GIVEN REQUEST => From the entries below, copy every line that holds the word "Perpetual".

TASK DATA =>
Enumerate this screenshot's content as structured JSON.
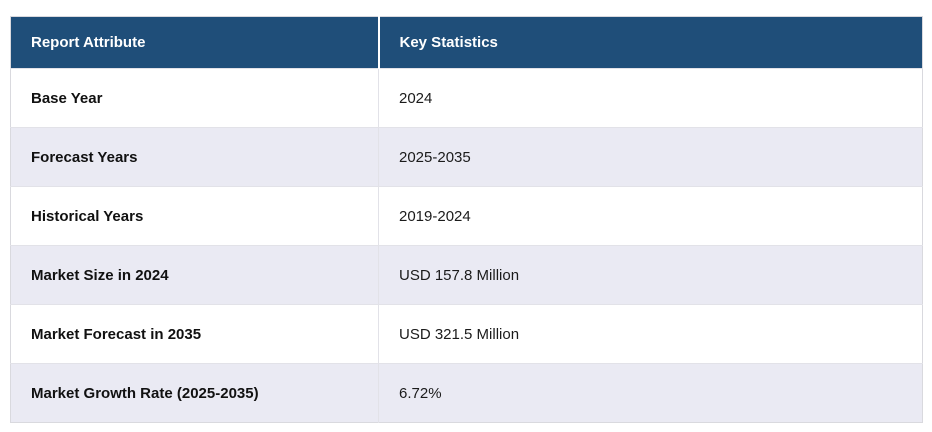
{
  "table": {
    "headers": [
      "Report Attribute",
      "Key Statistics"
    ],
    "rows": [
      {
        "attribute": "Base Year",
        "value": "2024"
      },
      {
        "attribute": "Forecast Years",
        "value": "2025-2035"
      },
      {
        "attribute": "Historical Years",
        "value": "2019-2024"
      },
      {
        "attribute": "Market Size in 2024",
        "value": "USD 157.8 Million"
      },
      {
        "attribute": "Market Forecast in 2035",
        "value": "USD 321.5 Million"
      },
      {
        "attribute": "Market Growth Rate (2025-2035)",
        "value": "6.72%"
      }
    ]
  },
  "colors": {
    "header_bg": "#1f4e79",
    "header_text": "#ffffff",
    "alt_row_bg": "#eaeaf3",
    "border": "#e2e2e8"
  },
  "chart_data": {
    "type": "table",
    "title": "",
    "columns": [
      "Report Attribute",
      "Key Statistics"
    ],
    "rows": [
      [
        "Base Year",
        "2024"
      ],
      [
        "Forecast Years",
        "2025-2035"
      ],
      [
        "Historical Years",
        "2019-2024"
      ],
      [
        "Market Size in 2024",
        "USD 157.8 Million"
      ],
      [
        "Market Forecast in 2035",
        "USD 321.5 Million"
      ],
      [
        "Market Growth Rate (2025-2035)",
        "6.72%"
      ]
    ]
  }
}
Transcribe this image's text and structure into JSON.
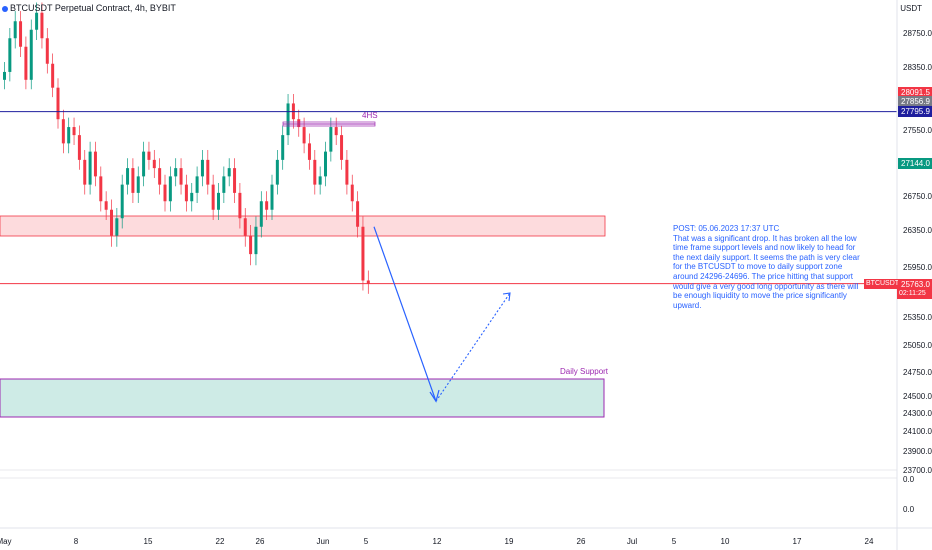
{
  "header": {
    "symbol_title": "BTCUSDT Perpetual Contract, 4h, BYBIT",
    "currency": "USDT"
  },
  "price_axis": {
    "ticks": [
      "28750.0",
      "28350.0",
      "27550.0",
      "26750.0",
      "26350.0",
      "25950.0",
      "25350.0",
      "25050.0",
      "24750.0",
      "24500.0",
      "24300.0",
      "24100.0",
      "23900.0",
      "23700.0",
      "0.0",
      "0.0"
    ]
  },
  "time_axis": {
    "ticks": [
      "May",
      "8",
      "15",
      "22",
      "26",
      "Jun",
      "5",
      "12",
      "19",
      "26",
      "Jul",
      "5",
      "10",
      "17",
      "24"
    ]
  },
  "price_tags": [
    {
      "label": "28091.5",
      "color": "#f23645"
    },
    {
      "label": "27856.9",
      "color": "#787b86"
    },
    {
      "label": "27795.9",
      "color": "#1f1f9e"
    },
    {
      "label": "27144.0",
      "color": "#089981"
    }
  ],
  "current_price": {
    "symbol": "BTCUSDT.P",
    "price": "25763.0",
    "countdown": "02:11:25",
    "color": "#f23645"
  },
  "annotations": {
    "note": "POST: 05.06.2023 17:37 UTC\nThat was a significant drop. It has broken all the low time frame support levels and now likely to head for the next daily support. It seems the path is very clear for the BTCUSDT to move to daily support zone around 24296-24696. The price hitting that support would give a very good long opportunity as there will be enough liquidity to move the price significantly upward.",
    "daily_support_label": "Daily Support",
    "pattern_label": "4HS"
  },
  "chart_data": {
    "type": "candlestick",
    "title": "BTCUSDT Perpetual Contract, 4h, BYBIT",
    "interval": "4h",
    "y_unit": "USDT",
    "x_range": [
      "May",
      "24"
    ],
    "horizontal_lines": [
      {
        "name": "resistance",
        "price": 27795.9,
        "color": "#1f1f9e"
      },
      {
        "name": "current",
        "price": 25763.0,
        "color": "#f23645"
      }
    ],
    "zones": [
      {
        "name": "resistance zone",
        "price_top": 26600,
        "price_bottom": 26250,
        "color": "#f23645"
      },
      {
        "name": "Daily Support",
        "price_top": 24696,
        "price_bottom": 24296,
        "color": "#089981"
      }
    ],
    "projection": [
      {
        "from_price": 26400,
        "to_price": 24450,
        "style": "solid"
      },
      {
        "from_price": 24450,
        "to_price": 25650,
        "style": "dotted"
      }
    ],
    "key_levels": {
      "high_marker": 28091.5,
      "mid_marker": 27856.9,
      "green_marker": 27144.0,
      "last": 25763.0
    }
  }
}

ANSWER TO THE TASK =>
    "symbol_title": "BTCUSDT Perpetual Contract, 4h, BYBIT",
    "title": "BTCUSDT Perpetual Contract, 4h, BYBIT",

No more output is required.